* [TASK BRIEF]: Make an exact copy of all the material below, apart from the pictures.
--- start LISTING ---
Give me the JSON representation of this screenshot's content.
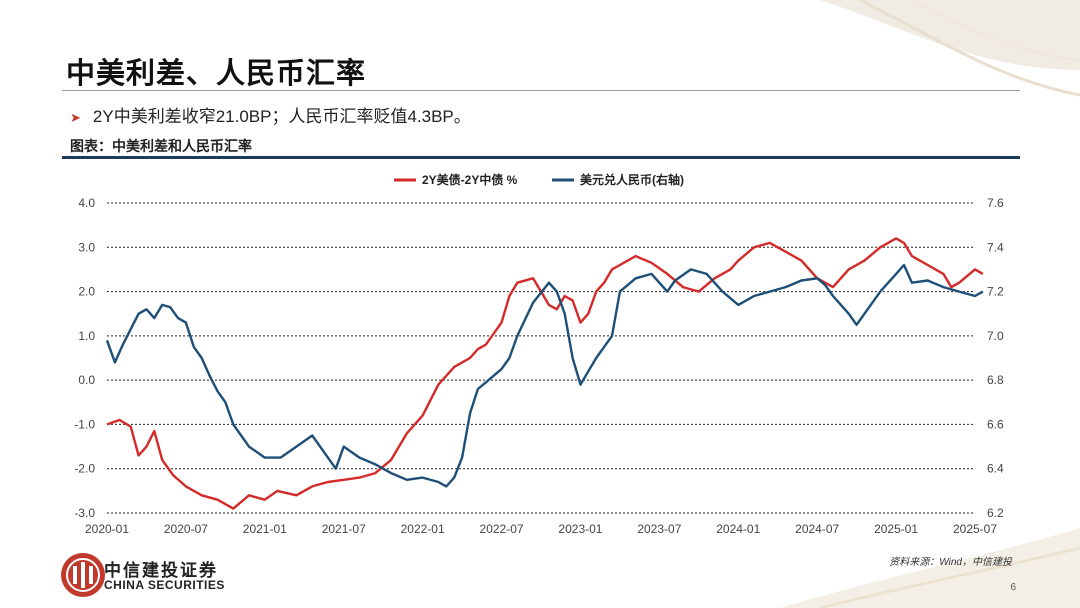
{
  "slide": {
    "title": "中美利差、人民币汇率",
    "bullet": "2Y中美利差收窄21.0BP；人民币汇率贬值4.3BP。",
    "caption": "图表：中美利差和人民币汇率",
    "source": "资料来源：Wind，中信建投",
    "page_number": "6",
    "logo_cn": "中信建投证券",
    "logo_en": "CHINA SECURITIES"
  },
  "colors": {
    "spread": "#d42a2a",
    "fx": "#1d4f79",
    "rule": "#1d3a5c",
    "logo": "#c0392b"
  },
  "chart_data": {
    "type": "line",
    "title": "",
    "xlabel": "",
    "ylabel": "",
    "x_ticks": [
      "2020-01",
      "2020-07",
      "2021-01",
      "2021-07",
      "2022-01",
      "2022-07",
      "2023-01",
      "2023-07",
      "2024-01",
      "2024-07",
      "2025-01",
      "2025-07"
    ],
    "ylim_left": [
      -3.0,
      4.0
    ],
    "y_ticks_left": [
      "-3.0",
      "-2.0",
      "-1.0",
      "0.0",
      "1.0",
      "2.0",
      "3.0",
      "4.0"
    ],
    "ylim_right": [
      6.2,
      7.6
    ],
    "y_ticks_right": [
      "6.2",
      "6.4",
      "6.6",
      "6.8",
      "7.0",
      "7.2",
      "7.4",
      "7.6"
    ],
    "grid": "horizontal",
    "legend_position": "top-center",
    "series": [
      {
        "name": "2Y美债-2Y中债 %",
        "axis": "left",
        "x": [
          2020.0,
          2020.08,
          2020.15,
          2020.2,
          2020.25,
          2020.3,
          2020.35,
          2020.42,
          2020.5,
          2020.6,
          2020.7,
          2020.8,
          2020.9,
          2021.0,
          2021.08,
          2021.2,
          2021.3,
          2021.4,
          2021.5,
          2021.6,
          2021.7,
          2021.8,
          2021.9,
          2022.0,
          2022.1,
          2022.2,
          2022.25,
          2022.3,
          2022.35,
          2022.4,
          2022.5,
          2022.55,
          2022.6,
          2022.7,
          2022.8,
          2022.85,
          2022.9,
          2022.95,
          2023.0,
          2023.05,
          2023.1,
          2023.15,
          2023.2,
          2023.25,
          2023.35,
          2023.45,
          2023.55,
          2023.65,
          2023.75,
          2023.85,
          2023.95,
          2024.0,
          2024.1,
          2024.2,
          2024.3,
          2024.4,
          2024.5,
          2024.6,
          2024.7,
          2024.8,
          2024.9,
          2025.0,
          2025.05,
          2025.1,
          2025.2,
          2025.3,
          2025.35,
          2025.4,
          2025.5,
          2025.55
        ],
        "values": [
          -1.0,
          -0.9,
          -1.05,
          -1.7,
          -1.5,
          -1.15,
          -1.8,
          -2.15,
          -2.4,
          -2.6,
          -2.7,
          -2.9,
          -2.6,
          -2.7,
          -2.5,
          -2.6,
          -2.4,
          -2.3,
          -2.25,
          -2.2,
          -2.1,
          -1.8,
          -1.2,
          -0.8,
          -0.1,
          0.3,
          0.4,
          0.5,
          0.7,
          0.8,
          1.3,
          1.9,
          2.2,
          2.3,
          1.7,
          1.6,
          1.9,
          1.8,
          1.3,
          1.5,
          2.0,
          2.2,
          2.5,
          2.6,
          2.8,
          2.65,
          2.4,
          2.1,
          2.0,
          2.3,
          2.5,
          2.7,
          3.0,
          3.1,
          2.9,
          2.7,
          2.3,
          2.1,
          2.5,
          2.7,
          3.0,
          3.2,
          3.1,
          2.8,
          2.6,
          2.4,
          2.1,
          2.2,
          2.5,
          2.4
        ]
      },
      {
        "name": "美元兑人民币(右轴)",
        "axis": "right",
        "x": [
          2020.0,
          2020.05,
          2020.1,
          2020.15,
          2020.2,
          2020.25,
          2020.3,
          2020.35,
          2020.4,
          2020.45,
          2020.5,
          2020.55,
          2020.6,
          2020.65,
          2020.7,
          2020.75,
          2020.8,
          2020.85,
          2020.9,
          2021.0,
          2021.1,
          2021.2,
          2021.3,
          2021.35,
          2021.4,
          2021.45,
          2021.5,
          2021.6,
          2021.7,
          2021.8,
          2021.9,
          2022.0,
          2022.1,
          2022.15,
          2022.2,
          2022.25,
          2022.3,
          2022.35,
          2022.4,
          2022.45,
          2022.5,
          2022.55,
          2022.6,
          2022.7,
          2022.8,
          2022.85,
          2022.9,
          2022.95,
          2023.0,
          2023.05,
          2023.1,
          2023.15,
          2023.2,
          2023.25,
          2023.35,
          2023.45,
          2023.55,
          2023.6,
          2023.7,
          2023.8,
          2023.9,
          2024.0,
          2024.1,
          2024.2,
          2024.3,
          2024.4,
          2024.5,
          2024.55,
          2024.6,
          2024.7,
          2024.75,
          2024.8,
          2024.9,
          2025.0,
          2025.05,
          2025.1,
          2025.2,
          2025.3,
          2025.4,
          2025.5,
          2025.55
        ],
        "values": [
          6.98,
          6.88,
          6.96,
          7.03,
          7.1,
          7.12,
          7.08,
          7.14,
          7.13,
          7.08,
          7.06,
          6.95,
          6.9,
          6.82,
          6.75,
          6.7,
          6.6,
          6.55,
          6.5,
          6.45,
          6.45,
          6.5,
          6.55,
          6.5,
          6.45,
          6.4,
          6.5,
          6.45,
          6.42,
          6.38,
          6.35,
          6.36,
          6.34,
          6.32,
          6.36,
          6.45,
          6.65,
          6.76,
          6.79,
          6.82,
          6.85,
          6.9,
          7.0,
          7.15,
          7.24,
          7.2,
          7.1,
          6.9,
          6.78,
          6.84,
          6.9,
          6.95,
          7.0,
          7.2,
          7.26,
          7.28,
          7.2,
          7.25,
          7.3,
          7.28,
          7.2,
          7.14,
          7.18,
          7.2,
          7.22,
          7.25,
          7.26,
          7.23,
          7.18,
          7.1,
          7.05,
          7.1,
          7.2,
          7.28,
          7.32,
          7.24,
          7.25,
          7.22,
          7.2,
          7.18,
          7.2
        ]
      }
    ]
  }
}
--- end LISTING ---
* [CORRECT RESULT]:
Give me the JSON representation of this screenshot's content.
{
  "slide": {
    "title": "中美利差、人民币汇率",
    "bullet": "2Y中美利差收窄21.0BP；人民币汇率贬值4.3BP。",
    "caption": "图表：中美利差和人民币汇率",
    "source": "资料来源：Wind，中信建投",
    "page_number": "6",
    "logo_cn": "中信建投证券",
    "logo_en": "CHINA SECURITIES"
  },
  "colors": {
    "spread": "#d42a2a",
    "fx": "#1d4f79",
    "rule": "#1d3a5c",
    "logo": "#c0392b"
  },
  "chart_data": {
    "type": "line",
    "title": "",
    "xlabel": "",
    "ylabel": "",
    "x_ticks": [
      "2020-01",
      "2020-07",
      "2021-01",
      "2021-07",
      "2022-01",
      "2022-07",
      "2023-01",
      "2023-07",
      "2024-01",
      "2024-07",
      "2025-01",
      "2025-07"
    ],
    "ylim_left": [
      -3.0,
      4.0
    ],
    "y_ticks_left": [
      "-3.0",
      "-2.0",
      "-1.0",
      "0.0",
      "1.0",
      "2.0",
      "3.0",
      "4.0"
    ],
    "ylim_right": [
      6.2,
      7.6
    ],
    "y_ticks_right": [
      "6.2",
      "6.4",
      "6.6",
      "6.8",
      "7.0",
      "7.2",
      "7.4",
      "7.6"
    ],
    "grid": "horizontal",
    "legend_position": "top-center",
    "series": [
      {
        "name": "2Y美债-2Y中债 %",
        "axis": "left",
        "x": [
          2020.0,
          2020.08,
          2020.15,
          2020.2,
          2020.25,
          2020.3,
          2020.35,
          2020.42,
          2020.5,
          2020.6,
          2020.7,
          2020.8,
          2020.9,
          2021.0,
          2021.08,
          2021.2,
          2021.3,
          2021.4,
          2021.5,
          2021.6,
          2021.7,
          2021.8,
          2021.9,
          2022.0,
          2022.1,
          2022.2,
          2022.25,
          2022.3,
          2022.35,
          2022.4,
          2022.5,
          2022.55,
          2022.6,
          2022.7,
          2022.8,
          2022.85,
          2022.9,
          2022.95,
          2023.0,
          2023.05,
          2023.1,
          2023.15,
          2023.2,
          2023.25,
          2023.35,
          2023.45,
          2023.55,
          2023.65,
          2023.75,
          2023.85,
          2023.95,
          2024.0,
          2024.1,
          2024.2,
          2024.3,
          2024.4,
          2024.5,
          2024.6,
          2024.7,
          2024.8,
          2024.9,
          2025.0,
          2025.05,
          2025.1,
          2025.2,
          2025.3,
          2025.35,
          2025.4,
          2025.5,
          2025.55
        ],
        "values": [
          -1.0,
          -0.9,
          -1.05,
          -1.7,
          -1.5,
          -1.15,
          -1.8,
          -2.15,
          -2.4,
          -2.6,
          -2.7,
          -2.9,
          -2.6,
          -2.7,
          -2.5,
          -2.6,
          -2.4,
          -2.3,
          -2.25,
          -2.2,
          -2.1,
          -1.8,
          -1.2,
          -0.8,
          -0.1,
          0.3,
          0.4,
          0.5,
          0.7,
          0.8,
          1.3,
          1.9,
          2.2,
          2.3,
          1.7,
          1.6,
          1.9,
          1.8,
          1.3,
          1.5,
          2.0,
          2.2,
          2.5,
          2.6,
          2.8,
          2.65,
          2.4,
          2.1,
          2.0,
          2.3,
          2.5,
          2.7,
          3.0,
          3.1,
          2.9,
          2.7,
          2.3,
          2.1,
          2.5,
          2.7,
          3.0,
          3.2,
          3.1,
          2.8,
          2.6,
          2.4,
          2.1,
          2.2,
          2.5,
          2.4
        ]
      },
      {
        "name": "美元兑人民币(右轴)",
        "axis": "right",
        "x": [
          2020.0,
          2020.05,
          2020.1,
          2020.15,
          2020.2,
          2020.25,
          2020.3,
          2020.35,
          2020.4,
          2020.45,
          2020.5,
          2020.55,
          2020.6,
          2020.65,
          2020.7,
          2020.75,
          2020.8,
          2020.85,
          2020.9,
          2021.0,
          2021.1,
          2021.2,
          2021.3,
          2021.35,
          2021.4,
          2021.45,
          2021.5,
          2021.6,
          2021.7,
          2021.8,
          2021.9,
          2022.0,
          2022.1,
          2022.15,
          2022.2,
          2022.25,
          2022.3,
          2022.35,
          2022.4,
          2022.45,
          2022.5,
          2022.55,
          2022.6,
          2022.7,
          2022.8,
          2022.85,
          2022.9,
          2022.95,
          2023.0,
          2023.05,
          2023.1,
          2023.15,
          2023.2,
          2023.25,
          2023.35,
          2023.45,
          2023.55,
          2023.6,
          2023.7,
          2023.8,
          2023.9,
          2024.0,
          2024.1,
          2024.2,
          2024.3,
          2024.4,
          2024.5,
          2024.55,
          2024.6,
          2024.7,
          2024.75,
          2024.8,
          2024.9,
          2025.0,
          2025.05,
          2025.1,
          2025.2,
          2025.3,
          2025.4,
          2025.5,
          2025.55
        ],
        "values": [
          6.98,
          6.88,
          6.96,
          7.03,
          7.1,
          7.12,
          7.08,
          7.14,
          7.13,
          7.08,
          7.06,
          6.95,
          6.9,
          6.82,
          6.75,
          6.7,
          6.6,
          6.55,
          6.5,
          6.45,
          6.45,
          6.5,
          6.55,
          6.5,
          6.45,
          6.4,
          6.5,
          6.45,
          6.42,
          6.38,
          6.35,
          6.36,
          6.34,
          6.32,
          6.36,
          6.45,
          6.65,
          6.76,
          6.79,
          6.82,
          6.85,
          6.9,
          7.0,
          7.15,
          7.24,
          7.2,
          7.1,
          6.9,
          6.78,
          6.84,
          6.9,
          6.95,
          7.0,
          7.2,
          7.26,
          7.28,
          7.2,
          7.25,
          7.3,
          7.28,
          7.2,
          7.14,
          7.18,
          7.2,
          7.22,
          7.25,
          7.26,
          7.23,
          7.18,
          7.1,
          7.05,
          7.1,
          7.2,
          7.28,
          7.32,
          7.24,
          7.25,
          7.22,
          7.2,
          7.18,
          7.2
        ]
      }
    ]
  }
}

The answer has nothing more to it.